### WHAT TO DO
Collect every line of the records below that contains the word "this".

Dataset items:
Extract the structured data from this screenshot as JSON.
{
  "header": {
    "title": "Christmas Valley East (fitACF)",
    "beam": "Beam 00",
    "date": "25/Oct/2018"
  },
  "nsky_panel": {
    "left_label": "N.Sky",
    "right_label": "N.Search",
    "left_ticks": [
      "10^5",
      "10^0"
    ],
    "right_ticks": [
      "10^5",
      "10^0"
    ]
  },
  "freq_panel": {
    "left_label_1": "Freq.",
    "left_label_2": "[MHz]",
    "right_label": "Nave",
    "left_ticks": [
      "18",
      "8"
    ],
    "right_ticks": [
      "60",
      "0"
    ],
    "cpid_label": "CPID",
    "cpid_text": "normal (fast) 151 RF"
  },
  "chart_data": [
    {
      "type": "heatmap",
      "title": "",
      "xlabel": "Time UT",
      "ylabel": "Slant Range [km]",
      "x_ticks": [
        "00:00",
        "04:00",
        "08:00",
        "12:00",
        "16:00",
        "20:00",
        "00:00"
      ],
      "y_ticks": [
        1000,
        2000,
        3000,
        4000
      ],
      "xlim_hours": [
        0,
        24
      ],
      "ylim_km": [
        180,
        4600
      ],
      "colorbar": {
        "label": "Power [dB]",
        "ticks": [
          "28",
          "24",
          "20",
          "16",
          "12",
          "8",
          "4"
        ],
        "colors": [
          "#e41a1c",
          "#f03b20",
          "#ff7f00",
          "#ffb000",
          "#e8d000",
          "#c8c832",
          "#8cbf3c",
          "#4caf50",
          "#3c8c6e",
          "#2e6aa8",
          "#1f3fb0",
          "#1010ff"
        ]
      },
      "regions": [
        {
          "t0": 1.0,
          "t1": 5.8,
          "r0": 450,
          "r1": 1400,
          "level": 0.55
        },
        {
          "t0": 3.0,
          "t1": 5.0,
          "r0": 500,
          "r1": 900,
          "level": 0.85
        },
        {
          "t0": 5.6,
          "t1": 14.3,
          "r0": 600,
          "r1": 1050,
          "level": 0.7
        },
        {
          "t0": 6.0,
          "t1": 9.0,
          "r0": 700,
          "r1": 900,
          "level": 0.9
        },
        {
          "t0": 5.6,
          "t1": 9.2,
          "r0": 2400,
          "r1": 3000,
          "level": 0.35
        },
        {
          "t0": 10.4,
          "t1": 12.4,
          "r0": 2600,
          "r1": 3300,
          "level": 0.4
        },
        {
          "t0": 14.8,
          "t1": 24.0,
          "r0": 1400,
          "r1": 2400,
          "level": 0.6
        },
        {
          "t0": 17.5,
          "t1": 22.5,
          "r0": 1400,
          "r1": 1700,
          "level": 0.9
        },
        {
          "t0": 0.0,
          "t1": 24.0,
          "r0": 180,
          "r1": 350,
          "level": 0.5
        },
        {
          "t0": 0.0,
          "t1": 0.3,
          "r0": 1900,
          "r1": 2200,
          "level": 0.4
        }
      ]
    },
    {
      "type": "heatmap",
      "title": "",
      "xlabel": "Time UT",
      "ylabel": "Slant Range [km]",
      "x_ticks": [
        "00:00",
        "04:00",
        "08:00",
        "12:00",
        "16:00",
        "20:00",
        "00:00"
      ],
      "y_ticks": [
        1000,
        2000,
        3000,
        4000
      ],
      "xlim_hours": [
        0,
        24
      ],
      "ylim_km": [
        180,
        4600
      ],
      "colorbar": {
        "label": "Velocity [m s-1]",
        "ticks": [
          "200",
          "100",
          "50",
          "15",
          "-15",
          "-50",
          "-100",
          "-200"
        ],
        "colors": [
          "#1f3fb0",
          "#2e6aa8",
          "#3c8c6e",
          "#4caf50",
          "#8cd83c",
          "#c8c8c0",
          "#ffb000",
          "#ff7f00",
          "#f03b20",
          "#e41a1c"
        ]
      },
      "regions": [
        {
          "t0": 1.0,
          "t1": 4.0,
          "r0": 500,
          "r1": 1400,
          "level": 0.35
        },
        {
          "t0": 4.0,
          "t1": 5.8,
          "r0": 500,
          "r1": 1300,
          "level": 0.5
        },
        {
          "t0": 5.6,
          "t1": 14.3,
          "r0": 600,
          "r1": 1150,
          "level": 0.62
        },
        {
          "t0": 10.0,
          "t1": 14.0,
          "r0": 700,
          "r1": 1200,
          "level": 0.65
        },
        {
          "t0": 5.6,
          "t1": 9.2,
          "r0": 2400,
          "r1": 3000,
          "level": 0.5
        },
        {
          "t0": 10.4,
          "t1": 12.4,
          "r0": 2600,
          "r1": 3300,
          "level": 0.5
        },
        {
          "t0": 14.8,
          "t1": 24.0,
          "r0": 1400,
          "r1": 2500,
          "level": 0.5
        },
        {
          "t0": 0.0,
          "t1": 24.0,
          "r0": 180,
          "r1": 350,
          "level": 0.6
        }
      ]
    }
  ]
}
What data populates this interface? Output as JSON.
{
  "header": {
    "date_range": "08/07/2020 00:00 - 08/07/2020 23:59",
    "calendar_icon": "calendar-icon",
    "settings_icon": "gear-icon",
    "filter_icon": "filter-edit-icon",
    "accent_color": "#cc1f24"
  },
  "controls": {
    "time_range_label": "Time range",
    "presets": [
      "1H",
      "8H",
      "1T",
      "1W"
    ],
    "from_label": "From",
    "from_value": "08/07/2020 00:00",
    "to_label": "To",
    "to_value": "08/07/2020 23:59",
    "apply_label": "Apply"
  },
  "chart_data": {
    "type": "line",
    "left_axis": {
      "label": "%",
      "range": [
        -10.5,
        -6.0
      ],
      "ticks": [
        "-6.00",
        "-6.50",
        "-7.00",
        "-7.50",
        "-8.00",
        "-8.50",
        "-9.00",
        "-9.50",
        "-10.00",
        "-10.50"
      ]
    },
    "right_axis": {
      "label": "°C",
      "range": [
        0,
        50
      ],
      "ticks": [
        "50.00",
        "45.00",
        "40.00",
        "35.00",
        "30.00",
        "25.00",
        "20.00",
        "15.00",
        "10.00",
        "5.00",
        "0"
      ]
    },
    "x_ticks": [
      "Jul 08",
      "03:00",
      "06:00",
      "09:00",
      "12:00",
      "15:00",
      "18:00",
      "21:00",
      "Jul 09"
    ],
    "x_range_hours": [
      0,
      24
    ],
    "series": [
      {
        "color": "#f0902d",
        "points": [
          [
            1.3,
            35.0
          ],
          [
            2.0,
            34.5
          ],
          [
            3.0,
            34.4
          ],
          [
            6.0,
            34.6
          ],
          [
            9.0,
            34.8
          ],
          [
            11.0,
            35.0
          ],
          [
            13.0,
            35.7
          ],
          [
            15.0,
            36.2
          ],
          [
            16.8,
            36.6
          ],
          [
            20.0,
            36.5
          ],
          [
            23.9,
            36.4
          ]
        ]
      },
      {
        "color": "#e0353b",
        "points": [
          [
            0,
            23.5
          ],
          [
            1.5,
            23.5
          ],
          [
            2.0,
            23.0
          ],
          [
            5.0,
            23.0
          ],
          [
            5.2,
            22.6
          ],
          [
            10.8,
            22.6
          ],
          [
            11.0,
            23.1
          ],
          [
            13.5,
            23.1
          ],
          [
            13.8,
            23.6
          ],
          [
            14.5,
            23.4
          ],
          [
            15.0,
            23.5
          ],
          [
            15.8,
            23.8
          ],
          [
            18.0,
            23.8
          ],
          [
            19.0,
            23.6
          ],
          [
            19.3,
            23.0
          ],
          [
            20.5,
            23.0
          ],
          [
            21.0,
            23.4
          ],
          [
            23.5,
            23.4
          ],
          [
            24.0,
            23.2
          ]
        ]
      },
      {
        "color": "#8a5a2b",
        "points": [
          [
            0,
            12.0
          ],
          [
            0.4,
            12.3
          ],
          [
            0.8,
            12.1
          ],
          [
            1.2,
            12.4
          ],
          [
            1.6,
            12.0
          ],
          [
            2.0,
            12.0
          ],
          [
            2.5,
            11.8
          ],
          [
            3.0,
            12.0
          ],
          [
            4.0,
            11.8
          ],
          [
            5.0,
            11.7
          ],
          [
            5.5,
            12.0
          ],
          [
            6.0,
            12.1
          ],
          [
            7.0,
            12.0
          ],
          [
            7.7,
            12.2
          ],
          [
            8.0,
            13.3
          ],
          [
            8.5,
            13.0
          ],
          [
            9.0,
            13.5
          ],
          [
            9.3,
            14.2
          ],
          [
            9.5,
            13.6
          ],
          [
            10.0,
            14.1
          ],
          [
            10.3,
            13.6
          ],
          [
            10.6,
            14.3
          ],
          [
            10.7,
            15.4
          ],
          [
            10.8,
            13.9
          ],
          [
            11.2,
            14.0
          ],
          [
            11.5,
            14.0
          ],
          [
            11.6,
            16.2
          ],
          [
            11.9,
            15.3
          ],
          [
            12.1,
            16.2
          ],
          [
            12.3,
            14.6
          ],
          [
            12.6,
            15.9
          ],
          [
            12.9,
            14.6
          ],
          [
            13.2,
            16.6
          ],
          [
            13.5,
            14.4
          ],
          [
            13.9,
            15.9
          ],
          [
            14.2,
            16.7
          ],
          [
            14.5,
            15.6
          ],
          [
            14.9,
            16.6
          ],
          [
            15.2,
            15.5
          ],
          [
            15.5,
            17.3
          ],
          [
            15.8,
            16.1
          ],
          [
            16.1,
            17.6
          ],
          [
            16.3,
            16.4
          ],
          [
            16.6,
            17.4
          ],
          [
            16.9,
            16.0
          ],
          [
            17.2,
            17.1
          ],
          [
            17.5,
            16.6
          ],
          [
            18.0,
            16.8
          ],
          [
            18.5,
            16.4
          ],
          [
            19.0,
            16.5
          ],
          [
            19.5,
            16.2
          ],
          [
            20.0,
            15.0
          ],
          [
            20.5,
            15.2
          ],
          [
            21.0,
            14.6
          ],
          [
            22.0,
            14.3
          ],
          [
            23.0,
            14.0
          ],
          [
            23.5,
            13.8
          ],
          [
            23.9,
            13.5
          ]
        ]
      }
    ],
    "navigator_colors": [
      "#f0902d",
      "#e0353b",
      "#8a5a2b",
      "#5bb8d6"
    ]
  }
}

### REPLY TO THE EXERCISE
Extract the structured data from this screenshot as JSON.
What data populates this interface? Output as JSON.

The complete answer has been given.